** Start Stored data **

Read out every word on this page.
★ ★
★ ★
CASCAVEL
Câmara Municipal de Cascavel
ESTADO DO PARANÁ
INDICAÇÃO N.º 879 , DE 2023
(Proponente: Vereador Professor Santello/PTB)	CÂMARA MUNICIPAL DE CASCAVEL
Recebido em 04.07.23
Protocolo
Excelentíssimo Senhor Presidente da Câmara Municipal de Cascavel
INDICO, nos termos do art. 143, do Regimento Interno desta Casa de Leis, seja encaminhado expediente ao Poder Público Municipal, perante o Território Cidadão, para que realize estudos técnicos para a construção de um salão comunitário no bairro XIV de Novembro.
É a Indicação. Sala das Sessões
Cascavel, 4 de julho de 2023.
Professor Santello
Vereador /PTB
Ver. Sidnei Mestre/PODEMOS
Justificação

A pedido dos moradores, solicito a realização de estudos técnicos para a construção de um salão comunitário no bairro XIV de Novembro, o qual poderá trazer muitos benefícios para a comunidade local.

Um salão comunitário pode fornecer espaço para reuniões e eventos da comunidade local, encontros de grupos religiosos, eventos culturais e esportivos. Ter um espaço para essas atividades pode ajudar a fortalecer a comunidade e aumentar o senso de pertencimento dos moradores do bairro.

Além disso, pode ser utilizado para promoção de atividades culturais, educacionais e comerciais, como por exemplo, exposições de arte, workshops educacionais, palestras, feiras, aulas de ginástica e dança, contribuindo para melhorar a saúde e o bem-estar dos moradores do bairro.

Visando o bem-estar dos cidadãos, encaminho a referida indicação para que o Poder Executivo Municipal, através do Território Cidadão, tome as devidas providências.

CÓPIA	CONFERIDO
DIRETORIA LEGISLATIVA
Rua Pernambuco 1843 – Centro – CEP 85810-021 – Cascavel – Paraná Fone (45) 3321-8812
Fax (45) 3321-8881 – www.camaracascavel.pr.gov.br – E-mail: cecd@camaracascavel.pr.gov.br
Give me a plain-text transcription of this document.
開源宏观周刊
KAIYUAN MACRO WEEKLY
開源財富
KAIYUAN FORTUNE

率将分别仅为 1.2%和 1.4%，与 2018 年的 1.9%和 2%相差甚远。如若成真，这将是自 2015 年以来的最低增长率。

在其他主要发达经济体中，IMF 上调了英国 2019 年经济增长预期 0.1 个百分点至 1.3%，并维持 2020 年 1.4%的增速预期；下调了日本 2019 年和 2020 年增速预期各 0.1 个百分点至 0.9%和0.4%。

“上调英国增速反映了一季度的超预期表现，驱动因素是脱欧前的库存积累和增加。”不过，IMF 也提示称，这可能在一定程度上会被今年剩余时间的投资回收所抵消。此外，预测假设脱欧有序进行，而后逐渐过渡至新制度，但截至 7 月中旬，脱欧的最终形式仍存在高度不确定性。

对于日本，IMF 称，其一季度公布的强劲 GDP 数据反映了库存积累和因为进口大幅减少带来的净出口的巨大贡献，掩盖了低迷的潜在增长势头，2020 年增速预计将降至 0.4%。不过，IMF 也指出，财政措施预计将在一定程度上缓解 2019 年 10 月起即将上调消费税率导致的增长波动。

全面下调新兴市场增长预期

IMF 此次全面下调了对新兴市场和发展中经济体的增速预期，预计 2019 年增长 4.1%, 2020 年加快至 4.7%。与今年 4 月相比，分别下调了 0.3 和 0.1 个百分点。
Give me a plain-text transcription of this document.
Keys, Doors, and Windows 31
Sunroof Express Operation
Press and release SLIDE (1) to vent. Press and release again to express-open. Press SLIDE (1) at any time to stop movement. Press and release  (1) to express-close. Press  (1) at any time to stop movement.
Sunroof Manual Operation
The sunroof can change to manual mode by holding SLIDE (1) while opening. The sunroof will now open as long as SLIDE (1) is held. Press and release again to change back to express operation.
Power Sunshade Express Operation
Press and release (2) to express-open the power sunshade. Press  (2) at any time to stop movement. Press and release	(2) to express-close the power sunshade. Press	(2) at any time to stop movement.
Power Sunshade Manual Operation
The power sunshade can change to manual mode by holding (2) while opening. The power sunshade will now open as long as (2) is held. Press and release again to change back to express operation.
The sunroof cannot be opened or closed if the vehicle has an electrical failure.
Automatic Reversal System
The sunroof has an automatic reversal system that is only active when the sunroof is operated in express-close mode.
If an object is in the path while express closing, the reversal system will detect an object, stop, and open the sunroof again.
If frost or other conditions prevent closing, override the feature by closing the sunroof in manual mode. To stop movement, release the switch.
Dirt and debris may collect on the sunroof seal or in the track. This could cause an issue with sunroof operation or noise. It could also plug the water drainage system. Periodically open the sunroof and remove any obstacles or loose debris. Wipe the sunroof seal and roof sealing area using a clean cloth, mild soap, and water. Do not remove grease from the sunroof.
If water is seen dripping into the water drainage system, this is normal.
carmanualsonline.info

** End Stored data **

▶ [Exercise details] Which lines above hold the word "Novembro"? Copy each of them.

▶ [Expected answer]
INDICO, nos termos do art. 143, do Regimento Interno desta Casa de Leis, seja encaminhado expediente ao Poder Público Municipal, perante o Território Cidadão, para que realize estudos técnicos para a construção de um salão comunitário no bairro XIV de Novembro.
A pedido dos moradores, solicito a realização de estudos técnicos para a construção de um salão comunitário no bairro XIV de Novembro, o qual poderá trazer muitos benefícios para a comunidade local.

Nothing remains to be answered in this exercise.